| BRIEF |
Extract the data exactly, missing nothing.

########################################

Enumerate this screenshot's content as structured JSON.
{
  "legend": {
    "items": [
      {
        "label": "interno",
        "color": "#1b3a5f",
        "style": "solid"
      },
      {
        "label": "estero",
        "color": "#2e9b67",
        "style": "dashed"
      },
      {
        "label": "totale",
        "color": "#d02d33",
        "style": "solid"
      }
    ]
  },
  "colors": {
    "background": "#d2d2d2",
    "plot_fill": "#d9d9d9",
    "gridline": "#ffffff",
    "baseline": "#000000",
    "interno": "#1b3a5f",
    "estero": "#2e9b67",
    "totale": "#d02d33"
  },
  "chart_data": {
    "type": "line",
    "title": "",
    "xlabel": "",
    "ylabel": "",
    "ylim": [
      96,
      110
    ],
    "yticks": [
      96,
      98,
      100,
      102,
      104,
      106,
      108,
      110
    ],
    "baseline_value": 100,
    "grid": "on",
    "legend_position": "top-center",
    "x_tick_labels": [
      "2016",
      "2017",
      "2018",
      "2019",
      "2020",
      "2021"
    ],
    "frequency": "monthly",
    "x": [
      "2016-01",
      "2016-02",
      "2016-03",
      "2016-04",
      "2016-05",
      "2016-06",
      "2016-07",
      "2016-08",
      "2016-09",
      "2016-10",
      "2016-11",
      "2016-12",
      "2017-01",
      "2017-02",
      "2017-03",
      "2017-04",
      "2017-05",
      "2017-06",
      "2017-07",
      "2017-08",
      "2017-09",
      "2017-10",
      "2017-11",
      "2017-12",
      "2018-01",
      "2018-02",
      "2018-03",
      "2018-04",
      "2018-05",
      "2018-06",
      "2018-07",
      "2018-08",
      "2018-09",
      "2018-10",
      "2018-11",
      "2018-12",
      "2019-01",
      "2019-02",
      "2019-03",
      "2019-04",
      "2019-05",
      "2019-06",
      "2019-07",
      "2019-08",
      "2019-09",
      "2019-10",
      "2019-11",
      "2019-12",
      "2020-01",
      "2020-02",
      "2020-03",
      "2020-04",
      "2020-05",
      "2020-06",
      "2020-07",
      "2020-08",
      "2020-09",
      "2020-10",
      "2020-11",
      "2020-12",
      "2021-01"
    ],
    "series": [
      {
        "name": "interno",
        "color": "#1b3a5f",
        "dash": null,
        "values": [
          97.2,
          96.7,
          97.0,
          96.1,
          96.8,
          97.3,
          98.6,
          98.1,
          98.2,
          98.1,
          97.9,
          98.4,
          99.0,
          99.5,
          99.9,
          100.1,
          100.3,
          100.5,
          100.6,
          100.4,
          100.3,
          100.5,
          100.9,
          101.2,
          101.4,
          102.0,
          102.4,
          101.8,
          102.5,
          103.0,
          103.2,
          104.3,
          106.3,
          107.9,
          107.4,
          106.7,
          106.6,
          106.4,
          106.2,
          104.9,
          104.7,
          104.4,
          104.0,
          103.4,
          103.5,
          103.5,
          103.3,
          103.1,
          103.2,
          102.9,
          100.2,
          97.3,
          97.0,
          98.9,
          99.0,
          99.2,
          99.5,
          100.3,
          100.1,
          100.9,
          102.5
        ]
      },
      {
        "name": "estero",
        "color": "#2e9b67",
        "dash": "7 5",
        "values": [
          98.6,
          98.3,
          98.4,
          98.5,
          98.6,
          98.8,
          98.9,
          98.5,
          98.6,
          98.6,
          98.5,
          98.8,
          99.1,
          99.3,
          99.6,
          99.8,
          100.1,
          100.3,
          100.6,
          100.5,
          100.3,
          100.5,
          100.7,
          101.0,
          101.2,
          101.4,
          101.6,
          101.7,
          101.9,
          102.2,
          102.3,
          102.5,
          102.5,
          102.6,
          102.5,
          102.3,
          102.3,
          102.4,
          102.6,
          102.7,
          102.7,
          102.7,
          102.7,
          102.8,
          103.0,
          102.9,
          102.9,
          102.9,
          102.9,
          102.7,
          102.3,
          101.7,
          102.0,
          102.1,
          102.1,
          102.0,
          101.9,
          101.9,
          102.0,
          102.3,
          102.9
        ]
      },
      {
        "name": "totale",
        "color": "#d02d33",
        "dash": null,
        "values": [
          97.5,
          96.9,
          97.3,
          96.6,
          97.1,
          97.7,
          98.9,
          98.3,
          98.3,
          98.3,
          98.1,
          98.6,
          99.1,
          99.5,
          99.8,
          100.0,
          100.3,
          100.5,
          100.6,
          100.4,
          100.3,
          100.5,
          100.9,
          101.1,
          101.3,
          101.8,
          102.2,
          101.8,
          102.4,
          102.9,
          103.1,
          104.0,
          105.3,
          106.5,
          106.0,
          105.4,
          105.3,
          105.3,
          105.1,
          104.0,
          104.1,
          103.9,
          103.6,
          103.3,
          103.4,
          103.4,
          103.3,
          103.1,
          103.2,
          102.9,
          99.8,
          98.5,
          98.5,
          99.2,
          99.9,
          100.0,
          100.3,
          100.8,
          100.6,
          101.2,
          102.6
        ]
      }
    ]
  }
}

########################################

| PROBLEM SOLUTION |
Enumerate this screenshot's content as structured JSON.
{
  "legend": {
    "items": [
      {
        "label": "interno",
        "color": "#1b3a5f",
        "style": "solid"
      },
      {
        "label": "estero",
        "color": "#2e9b67",
        "style": "dashed"
      },
      {
        "label": "totale",
        "color": "#d02d33",
        "style": "solid"
      }
    ]
  },
  "colors": {
    "background": "#d2d2d2",
    "plot_fill": "#d9d9d9",
    "gridline": "#ffffff",
    "baseline": "#000000",
    "interno": "#1b3a5f",
    "estero": "#2e9b67",
    "totale": "#d02d33"
  },
  "chart_data": {
    "type": "line",
    "title": "",
    "xlabel": "",
    "ylabel": "",
    "ylim": [
      96,
      110
    ],
    "yticks": [
      96,
      98,
      100,
      102,
      104,
      106,
      108,
      110
    ],
    "baseline_value": 100,
    "grid": "on",
    "legend_position": "top-center",
    "x_tick_labels": [
      "2016",
      "2017",
      "2018",
      "2019",
      "2020",
      "2021"
    ],
    "frequency": "monthly",
    "x": [
      "2016-01",
      "2016-02",
      "2016-03",
      "2016-04",
      "2016-05",
      "2016-06",
      "2016-07",
      "2016-08",
      "2016-09",
      "2016-10",
      "2016-11",
      "2016-12",
      "2017-01",
      "2017-02",
      "2017-03",
      "2017-04",
      "2017-05",
      "2017-06",
      "2017-07",
      "2017-08",
      "2017-09",
      "2017-10",
      "2017-11",
      "2017-12",
      "2018-01",
      "2018-02",
      "2018-03",
      "2018-04",
      "2018-05",
      "2018-06",
      "2018-07",
      "2018-08",
      "2018-09",
      "2018-10",
      "2018-11",
      "2018-12",
      "2019-01",
      "2019-02",
      "2019-03",
      "2019-04",
      "2019-05",
      "2019-06",
      "2019-07",
      "2019-08",
      "2019-09",
      "2019-10",
      "2019-11",
      "2019-12",
      "2020-01",
      "2020-02",
      "2020-03",
      "2020-04",
      "2020-05",
      "2020-06",
      "2020-07",
      "2020-08",
      "2020-09",
      "2020-10",
      "2020-11",
      "2020-12",
      "2021-01"
    ],
    "series": [
      {
        "name": "interno",
        "color": "#1b3a5f",
        "dash": null,
        "values": [
          97.2,
          96.7,
          97.0,
          96.1,
          96.8,
          97.3,
          98.6,
          98.1,
          98.2,
          98.1,
          97.9,
          98.4,
          99.0,
          99.5,
          99.9,
          100.1,
          100.3,
          100.5,
          100.6,
          100.4,
          100.3,
          100.5,
          100.9,
          101.2,
          101.4,
          102.0,
          102.4,
          101.8,
          102.5,
          103.0,
          103.2,
          104.3,
          106.3,
          107.9,
          107.4,
          106.7,
          106.6,
          106.4,
          106.2,
          104.9,
          104.7,
          104.4,
          104.0,
          103.4,
          103.5,
          103.5,
          103.3,
          103.1,
          103.2,
          102.9,
          100.2,
          97.3,
          97.0,
          98.9,
          99.0,
          99.2,
          99.5,
          100.3,
          100.1,
          100.9,
          102.5
        ]
      },
      {
        "name": "estero",
        "color": "#2e9b67",
        "dash": "7 5",
        "values": [
          98.6,
          98.3,
          98.4,
          98.5,
          98.6,
          98.8,
          98.9,
          98.5,
          98.6,
          98.6,
          98.5,
          98.8,
          99.1,
          99.3,
          99.6,
          99.8,
          100.1,
          100.3,
          100.6,
          100.5,
          100.3,
          100.5,
          100.7,
          101.0,
          101.2,
          101.4,
          101.6,
          101.7,
          101.9,
          102.2,
          102.3,
          102.5,
          102.5,
          102.6,
          102.5,
          102.3,
          102.3,
          102.4,
          102.6,
          102.7,
          102.7,
          102.7,
          102.7,
          102.8,
          103.0,
          102.9,
          102.9,
          102.9,
          102.9,
          102.7,
          102.3,
          101.7,
          102.0,
          102.1,
          102.1,
          102.0,
          101.9,
          101.9,
          102.0,
          102.3,
          102.9
        ]
      },
      {
        "name": "totale",
        "color": "#d02d33",
        "dash": null,
        "values": [
          97.5,
          96.9,
          97.3,
          96.6,
          97.1,
          97.7,
          98.9,
          98.3,
          98.3,
          98.3,
          98.1,
          98.6,
          99.1,
          99.5,
          99.8,
          100.0,
          100.3,
          100.5,
          100.6,
          100.4,
          100.3,
          100.5,
          100.9,
          101.1,
          101.3,
          101.8,
          102.2,
          101.8,
          102.4,
          102.9,
          103.1,
          104.0,
          105.3,
          106.5,
          106.0,
          105.4,
          105.3,
          105.3,
          105.1,
          104.0,
          104.1,
          103.9,
          103.6,
          103.3,
          103.4,
          103.4,
          103.3,
          103.1,
          103.2,
          102.9,
          99.8,
          98.5,
          98.5,
          99.2,
          99.9,
          100.0,
          100.3,
          100.8,
          100.6,
          101.2,
          102.6
        ]
      }
    ]
  }
}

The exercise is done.